▶ _WHAT YOU HAVE TO DO_: Quote the entries word for word. Omit the pictures.

>> START RECORDS FOR THE EXERCISE

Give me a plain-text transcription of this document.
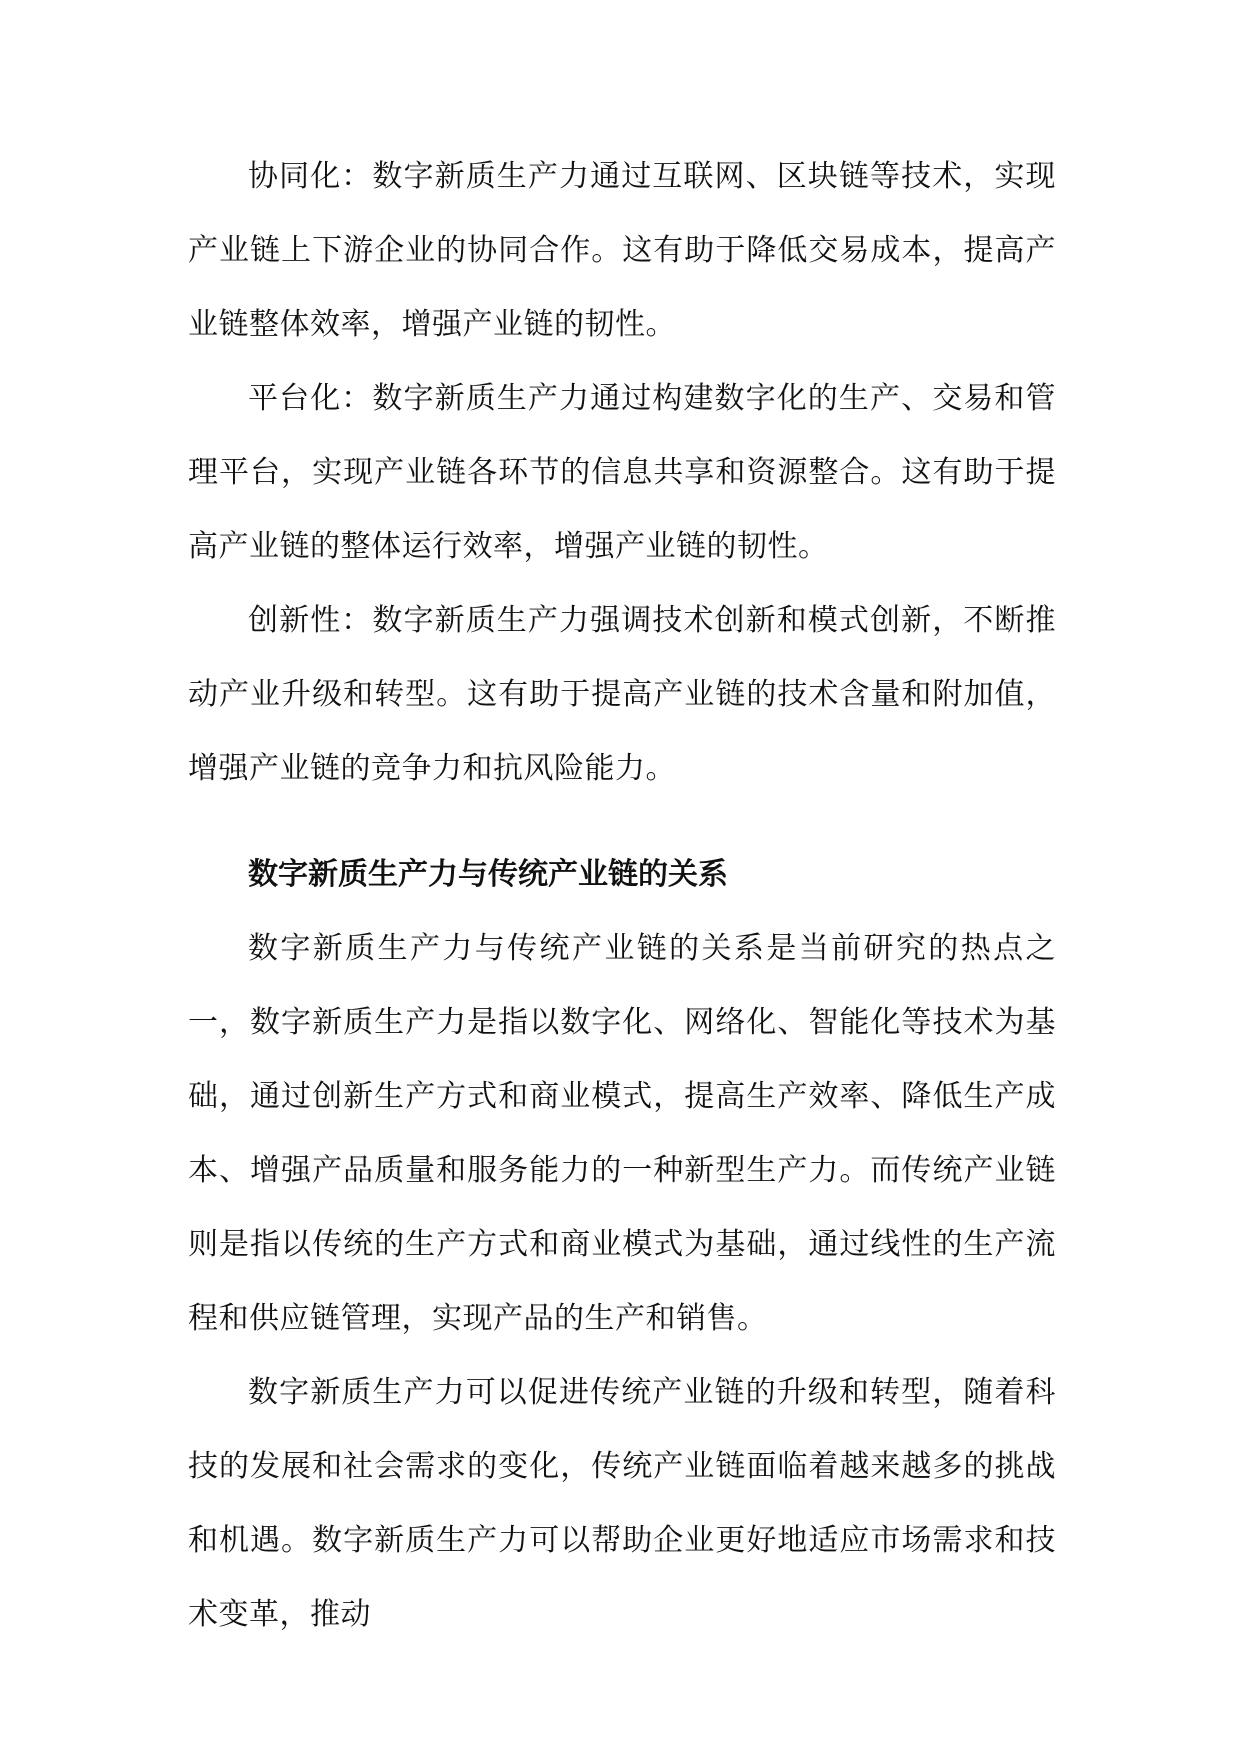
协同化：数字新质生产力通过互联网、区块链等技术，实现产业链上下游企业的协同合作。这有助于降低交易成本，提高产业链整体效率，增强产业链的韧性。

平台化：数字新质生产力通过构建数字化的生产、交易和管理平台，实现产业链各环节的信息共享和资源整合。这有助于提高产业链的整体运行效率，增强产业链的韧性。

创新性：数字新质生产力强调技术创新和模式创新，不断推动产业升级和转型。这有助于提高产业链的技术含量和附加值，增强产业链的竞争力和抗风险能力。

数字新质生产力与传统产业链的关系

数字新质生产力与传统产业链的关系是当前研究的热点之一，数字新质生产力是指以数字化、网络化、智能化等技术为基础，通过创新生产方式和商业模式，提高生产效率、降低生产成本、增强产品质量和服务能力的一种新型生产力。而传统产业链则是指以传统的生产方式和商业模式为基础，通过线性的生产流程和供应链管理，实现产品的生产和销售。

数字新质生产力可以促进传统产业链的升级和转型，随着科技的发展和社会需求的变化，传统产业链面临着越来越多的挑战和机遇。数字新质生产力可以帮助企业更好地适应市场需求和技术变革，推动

>> END RECORDS FOR THE EXERCISE

▶ _TASK ANSWER_:
Give me a plain-text transcription of this document.
协同化：数字新质生产力通过互联网、区块链等技术，实现产业链上下游企业的协同合作。这有助于降低交易成本，提高产业链整体效率，增强产业链的韧性。

平台化：数字新质生产力通过构建数字化的生产、交易和管理平台，实现产业链各环节的信息共享和资源整合。这有助于提高产业链的整体运行效率，增强产业链的韧性。

创新性：数字新质生产力强调技术创新和模式创新，不断推动产业升级和转型。这有助于提高产业链的技术含量和附加值，增强产业链的竞争力和抗风险能力。

数字新质生产力与传统产业链的关系

数字新质生产力与传统产业链的关系是当前研究的热点之一，数字新质生产力是指以数字化、网络化、智能化等技术为基础，通过创新生产方式和商业模式，提高生产效率、降低生产成本、增强产品质量和服务能力的一种新型生产力。而传统产业链则是指以传统的生产方式和商业模式为基础，通过线性的生产流程和供应链管理，实现产品的生产和销售。

数字新质生产力可以促进传统产业链的升级和转型，随着科技的发展和社会需求的变化，传统产业链面临着越来越多的挑战和机遇。数字新质生产力可以帮助企业更好地适应市场需求和技术变革，推动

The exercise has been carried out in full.